# [What needs to be done]
In the entries that follow, identify the line containing "Type out the text in this image." and return it together with all later lines, exactly as they appear.

Collection entries
■ ■ ■
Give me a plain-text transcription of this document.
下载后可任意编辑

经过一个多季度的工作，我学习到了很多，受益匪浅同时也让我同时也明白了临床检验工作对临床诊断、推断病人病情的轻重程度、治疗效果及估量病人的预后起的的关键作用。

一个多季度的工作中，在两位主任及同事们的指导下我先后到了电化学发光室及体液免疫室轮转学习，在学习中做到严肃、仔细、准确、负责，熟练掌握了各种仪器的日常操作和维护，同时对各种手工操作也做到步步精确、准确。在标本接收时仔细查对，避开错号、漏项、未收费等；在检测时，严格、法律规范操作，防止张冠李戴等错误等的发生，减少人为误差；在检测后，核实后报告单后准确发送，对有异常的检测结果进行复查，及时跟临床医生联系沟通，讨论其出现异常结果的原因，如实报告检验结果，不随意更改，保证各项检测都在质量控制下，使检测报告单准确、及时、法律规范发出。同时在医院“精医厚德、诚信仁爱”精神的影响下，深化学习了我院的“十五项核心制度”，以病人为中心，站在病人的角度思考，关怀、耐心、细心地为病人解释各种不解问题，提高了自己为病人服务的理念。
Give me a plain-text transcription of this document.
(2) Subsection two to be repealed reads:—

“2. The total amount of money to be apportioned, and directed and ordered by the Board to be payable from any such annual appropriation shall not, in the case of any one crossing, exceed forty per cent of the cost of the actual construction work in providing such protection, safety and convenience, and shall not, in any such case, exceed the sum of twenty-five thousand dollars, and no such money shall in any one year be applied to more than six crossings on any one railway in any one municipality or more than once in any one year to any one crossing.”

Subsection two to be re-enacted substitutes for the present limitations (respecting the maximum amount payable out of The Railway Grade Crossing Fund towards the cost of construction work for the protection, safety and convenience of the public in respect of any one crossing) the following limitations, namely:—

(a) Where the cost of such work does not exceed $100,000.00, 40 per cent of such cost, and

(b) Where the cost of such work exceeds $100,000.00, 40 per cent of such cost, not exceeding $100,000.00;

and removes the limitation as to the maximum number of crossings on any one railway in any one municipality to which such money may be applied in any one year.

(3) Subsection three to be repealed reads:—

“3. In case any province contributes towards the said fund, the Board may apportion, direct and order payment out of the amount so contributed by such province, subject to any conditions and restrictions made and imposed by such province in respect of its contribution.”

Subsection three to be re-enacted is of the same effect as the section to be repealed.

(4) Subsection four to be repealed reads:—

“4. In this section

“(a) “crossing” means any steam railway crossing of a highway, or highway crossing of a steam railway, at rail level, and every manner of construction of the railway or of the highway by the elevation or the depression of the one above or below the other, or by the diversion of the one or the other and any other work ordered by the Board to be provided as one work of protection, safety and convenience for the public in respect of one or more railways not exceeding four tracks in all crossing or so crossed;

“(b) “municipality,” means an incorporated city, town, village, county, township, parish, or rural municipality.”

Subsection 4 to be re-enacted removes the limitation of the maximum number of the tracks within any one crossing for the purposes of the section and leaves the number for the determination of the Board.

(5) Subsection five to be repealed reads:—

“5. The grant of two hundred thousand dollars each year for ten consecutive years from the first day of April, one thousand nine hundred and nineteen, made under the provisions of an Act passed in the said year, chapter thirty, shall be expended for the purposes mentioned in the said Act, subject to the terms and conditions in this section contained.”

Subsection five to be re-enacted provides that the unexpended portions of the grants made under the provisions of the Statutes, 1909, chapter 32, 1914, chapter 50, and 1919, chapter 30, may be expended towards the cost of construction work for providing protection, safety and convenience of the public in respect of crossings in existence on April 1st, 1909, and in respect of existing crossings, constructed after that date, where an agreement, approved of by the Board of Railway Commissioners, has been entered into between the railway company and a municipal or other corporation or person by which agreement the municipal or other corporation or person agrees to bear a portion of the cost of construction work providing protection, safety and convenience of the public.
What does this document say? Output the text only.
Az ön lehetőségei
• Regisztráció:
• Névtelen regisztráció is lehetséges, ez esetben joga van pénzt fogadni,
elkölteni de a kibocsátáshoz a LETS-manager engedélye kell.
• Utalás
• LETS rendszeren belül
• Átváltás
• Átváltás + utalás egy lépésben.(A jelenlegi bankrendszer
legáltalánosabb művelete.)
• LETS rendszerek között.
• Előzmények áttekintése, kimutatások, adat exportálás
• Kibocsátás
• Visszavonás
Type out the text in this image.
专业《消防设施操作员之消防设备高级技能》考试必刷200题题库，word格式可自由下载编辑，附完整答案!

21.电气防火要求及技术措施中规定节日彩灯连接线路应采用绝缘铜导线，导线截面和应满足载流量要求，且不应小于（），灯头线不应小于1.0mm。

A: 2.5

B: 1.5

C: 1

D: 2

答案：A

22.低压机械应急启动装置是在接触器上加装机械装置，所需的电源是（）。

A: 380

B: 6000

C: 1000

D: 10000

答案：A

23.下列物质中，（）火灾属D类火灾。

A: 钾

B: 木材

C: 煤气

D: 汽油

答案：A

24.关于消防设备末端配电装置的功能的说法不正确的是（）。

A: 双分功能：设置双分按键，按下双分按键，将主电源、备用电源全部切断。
■ ■ ■
# [Reply to the exercise]
Type out the text in this image.
专业《消防设施操作员之消防设备高级技能》考试必刷200题题库，word格式可自由下载编辑，附完整答案!

21.电气防火要求及技术措施中规定节日彩灯连接线路应采用绝缘铜导线，导线截面和应满足载流量要求，且不应小于（），灯头线不应小于1.0mm。

A: 2.5

B: 1.5

C: 1

D: 2

答案：A

22.低压机械应急启动装置是在接触器上加装机械装置，所需的电源是（）。

A: 380

B: 6000

C: 1000

D: 10000

答案：A

23.下列物质中，（）火灾属D类火灾。

A: 钾

B: 木材

C: 煤气

D: 汽油

答案：A

24.关于消防设备末端配电装置的功能的说法不正确的是（）。

A: 双分功能：设置双分按键，按下双分按键，将主电源、备用电源全部切断。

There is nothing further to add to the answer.